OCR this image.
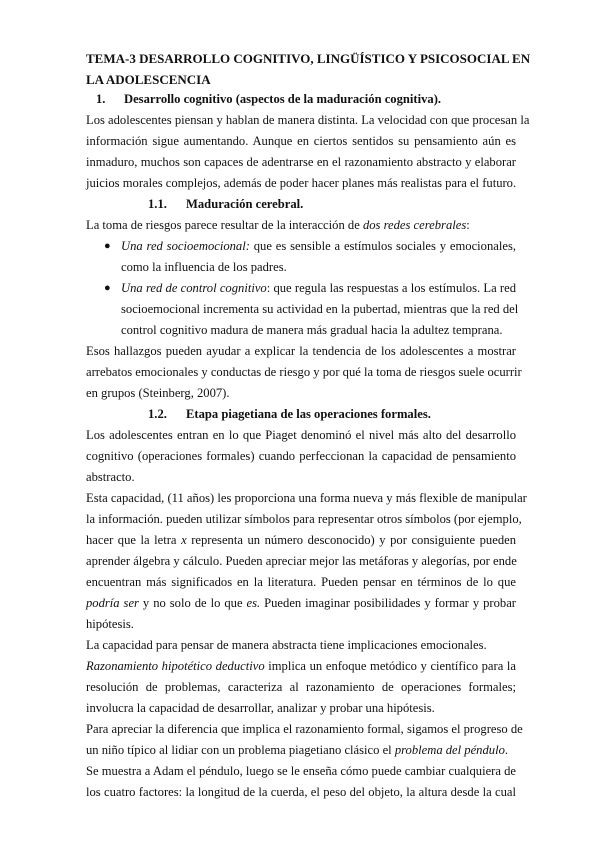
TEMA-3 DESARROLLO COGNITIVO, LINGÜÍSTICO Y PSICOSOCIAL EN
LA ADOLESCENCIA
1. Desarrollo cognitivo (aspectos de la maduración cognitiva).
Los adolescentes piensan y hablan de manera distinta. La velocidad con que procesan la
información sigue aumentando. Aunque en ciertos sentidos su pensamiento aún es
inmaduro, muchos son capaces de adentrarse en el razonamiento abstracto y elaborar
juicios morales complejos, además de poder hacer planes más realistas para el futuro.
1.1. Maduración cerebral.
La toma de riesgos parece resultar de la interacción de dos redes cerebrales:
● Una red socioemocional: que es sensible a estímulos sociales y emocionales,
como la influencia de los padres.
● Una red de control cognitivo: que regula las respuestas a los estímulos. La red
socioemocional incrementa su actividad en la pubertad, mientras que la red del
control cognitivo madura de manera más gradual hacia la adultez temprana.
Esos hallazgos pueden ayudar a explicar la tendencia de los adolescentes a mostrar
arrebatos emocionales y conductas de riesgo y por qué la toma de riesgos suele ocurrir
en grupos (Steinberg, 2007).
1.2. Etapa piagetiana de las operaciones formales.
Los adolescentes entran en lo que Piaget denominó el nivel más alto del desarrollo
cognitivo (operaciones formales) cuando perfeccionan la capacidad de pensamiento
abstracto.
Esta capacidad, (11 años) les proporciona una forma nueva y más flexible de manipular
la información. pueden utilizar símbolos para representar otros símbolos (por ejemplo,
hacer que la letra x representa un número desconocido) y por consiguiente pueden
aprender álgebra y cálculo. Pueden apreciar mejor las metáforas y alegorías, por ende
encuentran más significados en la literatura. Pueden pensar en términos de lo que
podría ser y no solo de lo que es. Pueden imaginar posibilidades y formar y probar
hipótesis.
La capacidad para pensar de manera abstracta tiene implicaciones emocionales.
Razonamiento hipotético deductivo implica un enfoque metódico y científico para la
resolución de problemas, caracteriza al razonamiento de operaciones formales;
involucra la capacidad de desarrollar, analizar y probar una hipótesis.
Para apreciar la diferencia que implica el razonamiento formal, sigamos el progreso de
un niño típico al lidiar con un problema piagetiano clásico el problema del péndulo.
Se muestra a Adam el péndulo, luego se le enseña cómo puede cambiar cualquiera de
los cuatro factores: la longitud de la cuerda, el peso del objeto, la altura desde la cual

● **EXERCISE REQUIREMENTS**
Retype all the records shown above, character for character. Omit every picture.

● **SOLUTION FOR THIS TASK**
OCR this image.
TEMA-3 DESARROLLO COGNITIVO, LINGÜÍSTICO Y PSICOSOCIAL EN
LA ADOLESCENCIA
1. Desarrollo cognitivo (aspectos de la maduración cognitiva).
Los adolescentes piensan y hablan de manera distinta. La velocidad con que procesan la
información sigue aumentando. Aunque en ciertos sentidos su pensamiento aún es
inmaduro, muchos son capaces de adentrarse en el razonamiento abstracto y elaborar
juicios morales complejos, además de poder hacer planes más realistas para el futuro.
1.1. Maduración cerebral.
La toma de riesgos parece resultar de la interacción de dos redes cerebrales:
● Una red socioemocional: que es sensible a estímulos sociales y emocionales,
como la influencia de los padres.
● Una red de control cognitivo: que regula las respuestas a los estímulos. La red
socioemocional incrementa su actividad en la pubertad, mientras que la red del
control cognitivo madura de manera más gradual hacia la adultez temprana.
Esos hallazgos pueden ayudar a explicar la tendencia de los adolescentes a mostrar
arrebatos emocionales y conductas de riesgo y por qué la toma de riesgos suele ocurrir
en grupos (Steinberg, 2007).
1.2. Etapa piagetiana de las operaciones formales.
Los adolescentes entran en lo que Piaget denominó el nivel más alto del desarrollo
cognitivo (operaciones formales) cuando perfeccionan la capacidad de pensamiento
abstracto.
Esta capacidad, (11 años) les proporciona una forma nueva y más flexible de manipular
la información. pueden utilizar símbolos para representar otros símbolos (por ejemplo,
hacer que la letra x representa un número desconocido) y por consiguiente pueden
aprender álgebra y cálculo. Pueden apreciar mejor las metáforas y alegorías, por ende
encuentran más significados en la literatura. Pueden pensar en términos de lo que
podría ser y no solo de lo que es. Pueden imaginar posibilidades y formar y probar
hipótesis.
La capacidad para pensar de manera abstracta tiene implicaciones emocionales.
Razonamiento hipotético deductivo implica un enfoque metódico y científico para la
resolución de problemas, caracteriza al razonamiento de operaciones formales;
involucra la capacidad de desarrollar, analizar y probar una hipótesis.
Para apreciar la diferencia que implica el razonamiento formal, sigamos el progreso de
un niño típico al lidiar con un problema piagetiano clásico el problema del péndulo.
Se muestra a Adam el péndulo, luego se le enseña cómo puede cambiar cualquiera de
los cuatro factores: la longitud de la cuerda, el peso del objeto, la altura desde la cual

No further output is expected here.